- _What you should do_
Count the lines in the records below that contain the word "ἔδειξεν", and reply with only that number.
Entries shown start
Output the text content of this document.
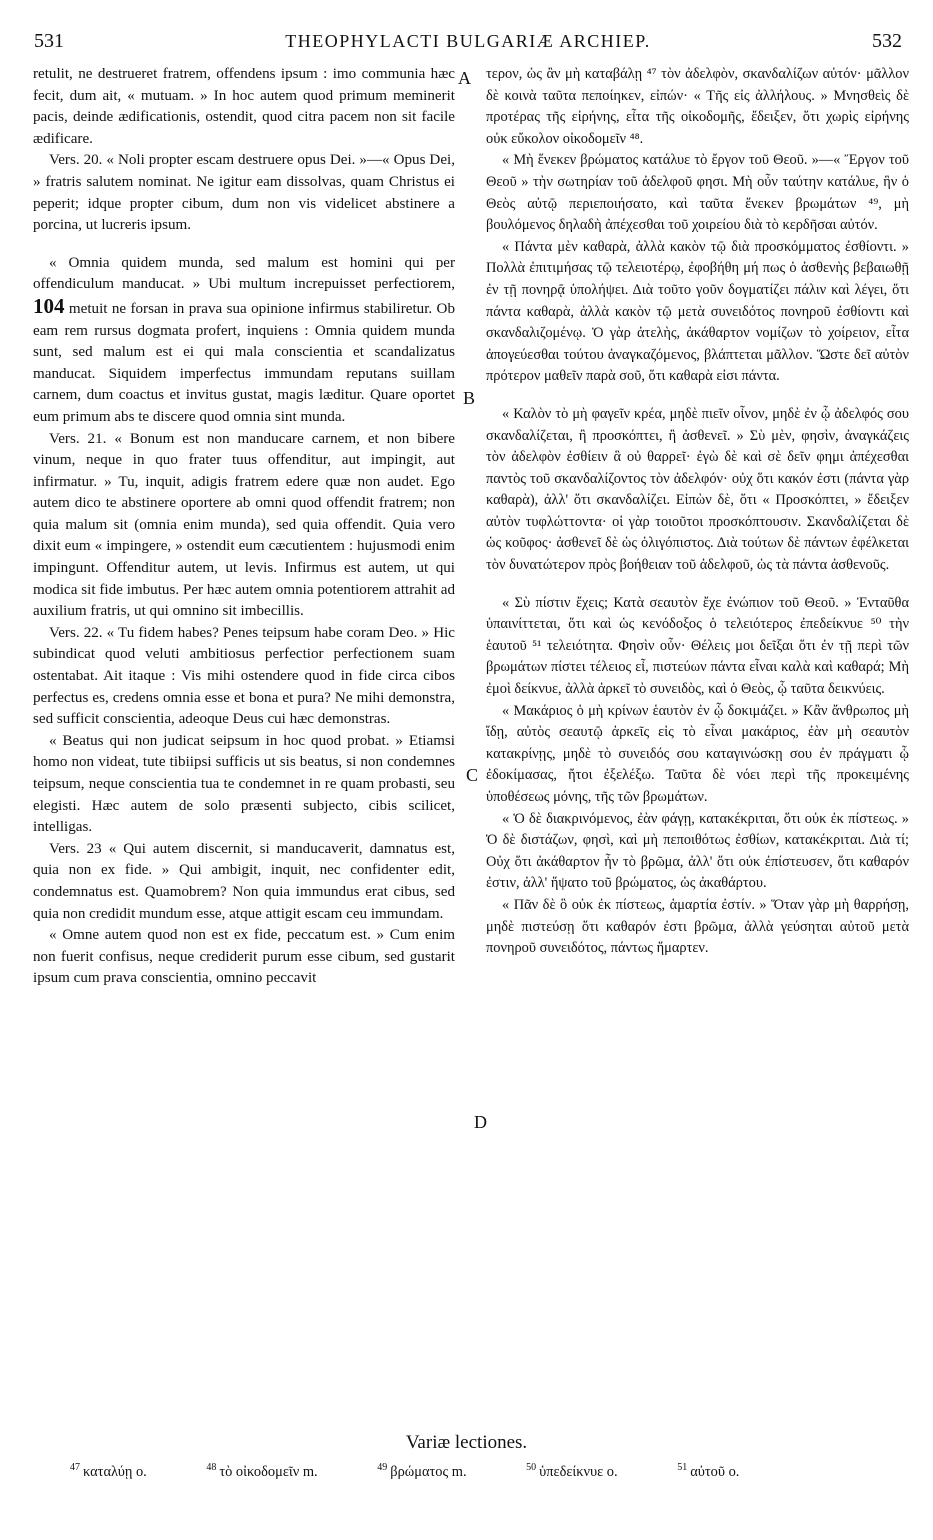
531	THEOPHYLACTI BULGARIÆ ARCHIEP.	532

retulit, ne destrueret fratrem, offendens ipsum : imo communia hæc fecit, dum ait, « mutuam. » In hoc autem quod primum meminerit pacis, deinde ædificationis, ostendit, quod citra pacem non sit facile ædificare.

Vers. 20. « Noli propter escam destruere opus Dei. »—« Opus Dei, » fratris salutem nominat. Ne igitur eam dissolvas, quam Christus ei peperit; idque propter cibum, dum non vis videlicet abstinere a porcina, ut lucreris ipsum.

« Omnia quidem munda, sed malum est homini qui per offendiculum manducat. » Ubi multum increpuisset perfectiorem, 104 metuit ne forsan in prava sua opinione infirmus stabiliretur. Ob eam rem rursus dogmata profert, inquiens : Omnia quidem munda sunt, sed malum est ei qui mala conscientia et scandalizatus manducat. Siquidem imperfectus immundam reputans suillam carnem, dum coactus et invitus gustat, magis læditur. Quare oportet eum primum abs te discere quod omnia sint munda.

Vers. 21. « Bonum est non manducare carnem, et non bibere vinum, neque in quo frater tuus offenditur, aut impingit, aut infirmatur. » Tu, inquit, adigis fratrem edere quæ non audet. Ego autem dico te abstinere oportere ab omni quod offendit fratrem; non quia malum sit (omnia enim munda), sed quia offendit. Quia vero dixit eum « impingere, » ostendit eum cæcutientem : hujusmodi enim impingunt. Offenditur autem, ut levis. Infirmus est autem, ut qui modica sit fide imbutus. Per hæc autem omnia potentiorem attrahit ad auxilium fratris, ut qui omnino sit imbecillis.

Vers. 22. « Tu fidem habes? Penes teipsum habe coram Deo. » Hic subindicat quod veluti ambitiosus perfectior perfectionem suam ostentabat. Ait itaque : Vis mihi ostendere quod in fide circa cibos perfectus es, credens omnia esse et bona et pura? Ne mihi demonstra, sed sufficit conscientia, adeoque Deus cui hæc demonstras.

« Beatus qui non judicat seipsum in hoc quod probat. » Etiamsi homo non videat, tute tibiipsi sufficis ut sis beatus, si non condemnes teipsum, neque conscientia tua te condemnet in re quam probasti, seu elegisti. Hæc autem de solo præsenti subjecto, cibis scilicet, intelligas.

Vers. 23 « Qui autem discernit, si manducaverit, damnatus est, quia non ex fide. » Qui ambigit, inquit, nec confidenter edit, condemnatus est. Quamobrem? Non quia immundus erat cibus, sed quia non credidit mundum esse, atque attigit escam ceu immundam.

« Omne autem quod non est ex fide, peccatum est. » Cum enim non fuerit confisus, neque crediderit purum esse cibum, sed gustarit ipsum cum prava conscientia, omnino peccavit

A
B
C
D

τερον, ὡς ἂν μὴ καταβάλῃ ⁴⁷ τὸν ἀδελφὸν, σκανδαλίζων αὐτόν· μᾶλλον δὲ κοινὰ ταῦτα πεποίηκεν, εἰπών· « Τῆς εἰς ἀλλήλους. » Μνησθεὶς δὲ προτέρας τῆς εἰρήνης, εἶτα τῆς οἰκοδομῆς, ἔδειξεν, ὅτι χωρὶς εἰρήνης οὐκ εὔκολον οἰκοδομεῖν ⁴⁸.

« Μὴ ἕνεκεν βρώματος κατάλυε τὸ ἔργον τοῦ Θεοῦ. »—« Ἔργον τοῦ Θεοῦ » τὴν σωτηρίαν τοῦ ἀδελφοῦ φησι. Μὴ οὖν ταύτην κατάλυε, ἣν ὁ Θεὸς αὐτῷ περιεποιήσατο, καὶ ταῦτα ἕνεκεν βρωμάτων ⁴⁹, μὴ βουλόμενος δηλαδὴ ἀπέχεσθαι τοῦ χοιρείου διὰ τὸ κερδῆσαι αὐτόν.

« Πάντα μὲν καθαρὰ, ἀλλὰ κακὸν τῷ διὰ προσκόμματος ἐσθίοντι. » Πολλὰ ἐπιτιμήσας τῷ τελειοτέρῳ, ἐφοβήθη μή πως ὁ ἀσθενὴς βεβαιωθῇ ἐν τῇ πονηρᾷ ὑπολήψει. Διὰ τοῦτο γοῦν δογματίζει πάλιν καὶ λέγει, ὅτι πάντα καθαρὰ, ἀλλὰ κακὸν τῷ μετὰ συνειδότος πονηροῦ ἐσθίοντι καὶ σκανδαλιζομένῳ. Ὁ γὰρ ἀτελὴς, ἀκάθαρτον νομίζων τὸ χοίρειον, εἶτα ἀπογεύεσθαι τούτου ἀναγκαζόμενος, βλάπτεται μᾶλλον. Ὥστε δεῖ αὐτὸν πρότερον μαθεῖν παρὰ σοῦ, ὅτι καθαρὰ εἰσι πάντα.

« Καλὸν τὸ μὴ φαγεῖν κρέα, μηδὲ πιεῖν οἶνον, μηδὲ ἐν ᾧ ἀδελφός σου σκανδαλίζεται, ἢ προσκόπτει, ἢ ἀσθενεῖ. » Σὺ μὲν, φησὶν, ἀναγκάζεις τὸν ἀδελφὸν ἐσθίειν ἃ οὐ θαρρεῖ· ἐγὼ δὲ καὶ σὲ δεῖν φημι ἀπέχεσθαι παντὸς τοῦ σκανδαλίζοντος τὸν ἀδελφόν· οὐχ ὅτι κακόν ἐστι (πάντα γὰρ καθαρὰ), ἀλλ' ὅτι σκανδαλίζει. Εἰπὼν δὲ, ὅτι « Προσκόπτει, » ἔδειξεν αὐτὸν τυφλώττοντα· οἱ γὰρ τοιοῦτοι προσκόπτουσιν. Σκανδαλίζεται δὲ ὡς κοῦφος· ἀσθενεῖ δὲ ὡς ὀλιγόπιστος. Διὰ τούτων δὲ πάντων ἐφέλκεται τὸν δυνατώτερον πρὸς βοήθειαν τοῦ ἀδελφοῦ, ὡς τὰ πάντα ἀσθενοῦς.

« Σὺ πίστιν ἔχεις; Κατὰ σεαυτὸν ἔχε ἐνώπιον τοῦ Θεοῦ. » Ἐνταῦθα ὑπαινίττεται, ὅτι καὶ ὡς κενόδοξος ὁ τελειότερος ἐπεδείκνυε ⁵⁰ τὴν ἑαυτοῦ ⁵¹ τελειότητα. Φησὶν οὖν· Θέλεις μοι δεῖξαι ὅτι ἐν τῇ περὶ τῶν βρωμάτων πίστει τέλειος εἶ, πιστεύων πάντα εἶναι καλὰ καὶ καθαρά; Μὴ ἐμοὶ δείκνυε, ἀλλὰ ἀρκεῖ τὸ συνειδὸς, καὶ ὁ Θεὸς, ᾧ ταῦτα δεικνύεις.

« Μακάριος ὁ μὴ κρίνων ἑαυτὸν ἐν ᾧ δοκιμάζει. » Κἂν ἄνθρωπος μὴ ἴδῃ, αὐτὸς σεαυτῷ ἀρκεῖς εἰς τὸ εἶναι μακάριος, ἐὰν μὴ σεαυτὸν κατακρίνῃς, μηδὲ τὸ συνειδός σου καταγινώσκῃ σου ἐν πράγματι ᾧ ἐδοκίμασας, ἤτοι ἐξελέξω. Ταῦτα δὲ νόει περὶ τῆς προκειμένης ὑποθέσεως μόνης, τῆς τῶν βρωμάτων.

« Ὁ δὲ διακρινόμενος, ἐὰν φάγῃ, κατακέκριται, ὅτι οὐκ ἐκ πίστεως. » Ὁ δὲ διστάζων, φησὶ, καὶ μὴ πεποιθότως ἐσθίων, κατακέκριται. Διὰ τί; Οὐχ ὅτι ἀκάθαρτον ἦν τὸ βρῶμα, ἀλλ' ὅτι οὐκ ἐπίστευσεν, ὅτι καθαρόν ἐστιν, ἀλλ' ἥψατο τοῦ βρώματος, ὡς ἀκαθάρτου.

« Πᾶν δὲ ὃ οὐκ ἐκ πίστεως, ἁμαρτία ἐστίν. » Ὅταν γὰρ μὴ θαρρήσῃ, μηδὲ πιστεύσῃ ὅτι καθαρόν ἐστι βρῶμα, ἀλλὰ γεύσηται αὐτοῦ μετὰ πονηροῦ συνειδότος, πάντως ἥμαρτεν.

Variæ lectiones.
$^{47}$ καταλύῃ ο.	$^{48}$ τὸ οἰκοδομεῖν m.	$^{49}$ βρώματος m.	$^{50}$ ὑπεδείκνυε ο.	$^{51}$ αὐτοῦ ο.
Entries shown end
- _Exercise output_
2